**TEXTO DE ESTUDO:**

══════════════════════════════

Alerj aciona STF para que presidente da Casa assuma governo interino do Rio
A Assembleia Legislativa do Rio de Janeiro (Alerj) pediu ao Supremo Tribunal Federal (STF) que o deputado Douglas Ruas, recém-eleito presidente da Casa, seja reconhecido como primeiro sucessor constitucional e assuma o governo interino do estado.
A solicitação foi apresentada na manhã desta quinta-feira, 23, pela Procuradoria-Geral da Alerj.
Segundo a Casa, a permanência do presidente do Tribunal de Justiça do Rio de Janeiro no comando do Executivo só se justificava pela ausência de um presidente da Alerj formalmente investido.
A argumentação enviada ao STF afirma que a recomposição da presidência da Alerj elimina o obstáculo que permitia a exceção na linha sucessória.
O texto reforça que a continuidade do arranjo atual deixaria de ter respaldo jurídico diante da nova configuração institucional.
O pedido foi encaminhado ao ministro Luiz Fux, relator da ação que discute regras para eleição indireta no estado.
A manifestação não integra outro processo em tramitação na Corte, sob relatoria do ministro Cristiano Zanin, que analisa se o pleito do mandato tampão deve ocorrer de forma direta ou indireta.
A Alerj diferencia os dois debates: de um lado, a definição do modelo definitivo de recomposição do governo; de outro, a sucessão imediata diante da vacância dos cargos.
A Procuradoria-Geral também alerta para riscos institucionais. Segundo o órgão, a permanência do presidente do Tribunal de Justiça no Executivo, mesmo após a eleição do novo presidente da Alerj, pode levar à “naturalização da exceção” e ao esvaziamento do texto constitucional.

══════════════════════════════

**INFORMAÇÕES EXTRAÍDAS:**
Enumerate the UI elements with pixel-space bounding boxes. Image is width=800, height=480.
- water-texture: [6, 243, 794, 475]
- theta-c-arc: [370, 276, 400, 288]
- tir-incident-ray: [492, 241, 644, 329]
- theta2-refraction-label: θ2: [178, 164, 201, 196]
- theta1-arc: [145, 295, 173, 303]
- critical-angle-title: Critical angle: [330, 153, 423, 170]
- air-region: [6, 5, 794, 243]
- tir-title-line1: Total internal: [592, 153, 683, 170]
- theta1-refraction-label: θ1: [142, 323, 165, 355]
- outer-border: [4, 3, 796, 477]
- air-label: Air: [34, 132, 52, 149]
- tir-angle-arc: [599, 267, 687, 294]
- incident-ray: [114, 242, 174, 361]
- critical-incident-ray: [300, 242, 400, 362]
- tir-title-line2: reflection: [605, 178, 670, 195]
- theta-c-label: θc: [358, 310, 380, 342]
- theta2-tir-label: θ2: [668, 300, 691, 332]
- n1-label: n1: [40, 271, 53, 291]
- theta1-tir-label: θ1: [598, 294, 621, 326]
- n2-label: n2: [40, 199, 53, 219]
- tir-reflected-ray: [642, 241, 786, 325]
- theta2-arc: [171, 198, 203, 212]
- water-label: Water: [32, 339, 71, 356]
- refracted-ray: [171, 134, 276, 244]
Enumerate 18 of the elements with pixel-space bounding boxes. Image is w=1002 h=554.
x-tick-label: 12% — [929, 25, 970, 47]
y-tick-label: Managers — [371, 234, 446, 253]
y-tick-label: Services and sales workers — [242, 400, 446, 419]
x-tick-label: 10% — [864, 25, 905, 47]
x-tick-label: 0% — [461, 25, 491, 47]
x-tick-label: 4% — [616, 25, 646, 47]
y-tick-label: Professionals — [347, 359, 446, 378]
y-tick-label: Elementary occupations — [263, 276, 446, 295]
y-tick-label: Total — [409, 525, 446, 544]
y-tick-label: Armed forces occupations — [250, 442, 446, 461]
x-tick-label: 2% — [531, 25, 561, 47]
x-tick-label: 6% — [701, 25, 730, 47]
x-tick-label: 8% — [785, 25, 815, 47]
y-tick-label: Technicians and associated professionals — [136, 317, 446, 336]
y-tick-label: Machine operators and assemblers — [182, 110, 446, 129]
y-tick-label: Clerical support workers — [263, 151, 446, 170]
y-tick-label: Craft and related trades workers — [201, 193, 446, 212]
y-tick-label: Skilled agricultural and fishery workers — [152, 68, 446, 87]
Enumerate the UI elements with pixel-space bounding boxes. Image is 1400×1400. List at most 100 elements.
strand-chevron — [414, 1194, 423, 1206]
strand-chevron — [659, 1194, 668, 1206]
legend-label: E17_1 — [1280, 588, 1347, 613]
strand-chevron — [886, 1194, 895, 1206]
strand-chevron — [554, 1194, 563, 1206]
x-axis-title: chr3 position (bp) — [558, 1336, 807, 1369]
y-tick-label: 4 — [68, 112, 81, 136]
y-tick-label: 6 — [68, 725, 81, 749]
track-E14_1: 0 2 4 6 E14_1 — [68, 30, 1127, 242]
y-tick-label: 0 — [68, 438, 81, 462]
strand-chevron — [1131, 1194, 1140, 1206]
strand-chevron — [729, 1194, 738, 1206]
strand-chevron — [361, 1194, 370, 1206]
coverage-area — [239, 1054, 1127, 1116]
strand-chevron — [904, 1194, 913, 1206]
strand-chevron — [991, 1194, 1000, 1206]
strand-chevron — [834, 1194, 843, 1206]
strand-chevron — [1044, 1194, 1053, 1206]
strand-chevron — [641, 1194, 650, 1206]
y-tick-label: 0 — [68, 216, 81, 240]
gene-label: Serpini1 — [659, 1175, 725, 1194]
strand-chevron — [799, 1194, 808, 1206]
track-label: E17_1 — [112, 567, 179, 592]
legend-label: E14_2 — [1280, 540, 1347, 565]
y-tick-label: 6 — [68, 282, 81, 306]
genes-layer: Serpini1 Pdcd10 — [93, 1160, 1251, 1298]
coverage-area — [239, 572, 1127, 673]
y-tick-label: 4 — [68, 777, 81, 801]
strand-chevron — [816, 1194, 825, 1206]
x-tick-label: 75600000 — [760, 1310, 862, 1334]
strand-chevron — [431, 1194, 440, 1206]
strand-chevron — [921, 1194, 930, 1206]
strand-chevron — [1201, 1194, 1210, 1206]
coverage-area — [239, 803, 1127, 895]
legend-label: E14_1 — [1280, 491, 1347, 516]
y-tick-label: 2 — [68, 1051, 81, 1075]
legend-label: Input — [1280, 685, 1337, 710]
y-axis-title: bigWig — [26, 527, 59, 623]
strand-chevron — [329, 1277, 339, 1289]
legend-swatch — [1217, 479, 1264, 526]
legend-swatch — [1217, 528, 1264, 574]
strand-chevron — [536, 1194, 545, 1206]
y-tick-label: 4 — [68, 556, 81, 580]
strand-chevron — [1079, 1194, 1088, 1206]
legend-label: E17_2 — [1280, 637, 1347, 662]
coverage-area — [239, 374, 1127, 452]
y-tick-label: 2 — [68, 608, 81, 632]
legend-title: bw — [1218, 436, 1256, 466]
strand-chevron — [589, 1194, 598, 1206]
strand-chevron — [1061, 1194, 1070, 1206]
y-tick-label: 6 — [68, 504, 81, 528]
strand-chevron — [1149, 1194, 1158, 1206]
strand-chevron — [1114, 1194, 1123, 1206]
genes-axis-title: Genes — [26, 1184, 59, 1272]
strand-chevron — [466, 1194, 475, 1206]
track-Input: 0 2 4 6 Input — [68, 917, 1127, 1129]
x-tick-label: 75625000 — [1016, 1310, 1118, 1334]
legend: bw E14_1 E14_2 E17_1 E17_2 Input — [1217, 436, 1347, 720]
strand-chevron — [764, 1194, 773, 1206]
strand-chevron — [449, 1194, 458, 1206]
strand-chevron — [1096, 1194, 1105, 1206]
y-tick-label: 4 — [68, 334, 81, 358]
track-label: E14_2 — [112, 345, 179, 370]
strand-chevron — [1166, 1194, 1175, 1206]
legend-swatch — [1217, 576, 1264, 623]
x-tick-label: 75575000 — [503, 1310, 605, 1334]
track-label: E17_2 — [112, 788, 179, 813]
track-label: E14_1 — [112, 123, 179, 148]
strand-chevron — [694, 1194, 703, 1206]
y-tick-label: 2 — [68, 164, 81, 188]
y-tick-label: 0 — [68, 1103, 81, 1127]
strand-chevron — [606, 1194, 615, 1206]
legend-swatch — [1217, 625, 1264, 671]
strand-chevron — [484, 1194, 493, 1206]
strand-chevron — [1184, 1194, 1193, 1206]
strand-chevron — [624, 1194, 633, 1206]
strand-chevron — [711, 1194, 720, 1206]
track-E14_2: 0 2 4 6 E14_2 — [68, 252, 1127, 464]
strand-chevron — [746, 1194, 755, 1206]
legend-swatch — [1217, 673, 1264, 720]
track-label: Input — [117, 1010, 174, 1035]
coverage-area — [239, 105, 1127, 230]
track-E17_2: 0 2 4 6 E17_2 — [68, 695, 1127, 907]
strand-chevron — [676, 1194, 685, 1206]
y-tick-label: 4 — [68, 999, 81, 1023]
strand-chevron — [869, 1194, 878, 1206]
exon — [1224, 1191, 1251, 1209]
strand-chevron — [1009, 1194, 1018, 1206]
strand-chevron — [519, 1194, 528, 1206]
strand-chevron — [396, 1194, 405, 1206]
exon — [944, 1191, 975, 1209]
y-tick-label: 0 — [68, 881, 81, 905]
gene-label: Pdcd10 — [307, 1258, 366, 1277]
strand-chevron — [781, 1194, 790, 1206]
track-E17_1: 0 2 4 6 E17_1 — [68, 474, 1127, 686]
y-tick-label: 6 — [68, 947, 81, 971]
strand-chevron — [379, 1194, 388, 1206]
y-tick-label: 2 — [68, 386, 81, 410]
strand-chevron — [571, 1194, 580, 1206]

══════════════════════════════

**INSTRUÇÕES DA TAREFA:** Transcreva integralmente o texto sobre o pedido da Alerj ao STF, sem qualquer alteração.

**RESPOSTA FINAL:**
Alerj aciona STF para que presidente da Casa assuma governo interino do Rio
A Assembleia Legislativa do Rio de Janeiro (Alerj) pediu ao Supremo Tribunal Federal (STF) que o deputado Douglas Ruas, recém-eleito presidente da Casa, seja reconhecido como primeiro sucessor constitucional e assuma o governo interino do estado.
A solicitação foi apresentada na manhã desta quinta-feira, 23, pela Procuradoria-Geral da Alerj.
Segundo a Casa, a permanência do presidente do Tribunal de Justiça do Rio de Janeiro no comando do Executivo só se justificava pela ausência de um presidente da Alerj formalmente investido.
A argumentação enviada ao STF afirma que a recomposição da presidência da Alerj elimina o obstáculo que permitia a exceção na linha sucessória.
O texto reforça que a continuidade do arranjo atual deixaria de ter respaldo jurídico diante da nova configuração institucional.
O pedido foi encaminhado ao ministro Luiz Fux, relator da ação que discute regras para eleição indireta no estado.
A manifestação não integra outro processo em tramitação na Corte, sob relatoria do ministro Cristiano Zanin, que analisa se o pleito do mandato tampão deve ocorrer de forma direta ou indireta.
A Alerj diferencia os dois debates: de um lado, a definição do modelo definitivo de recomposição do governo; de outro, a sucessão imediata diante da vacância dos cargos.
A Procuradoria-Geral também alerta para riscos institucionais. Segundo o órgão, a permanência do presidente do Tribunal de Justiça no Executivo, mesmo após a eleição do novo presidente da Alerj, pode levar à “naturalização da exceção” e ao esvaziamento do texto constitucional.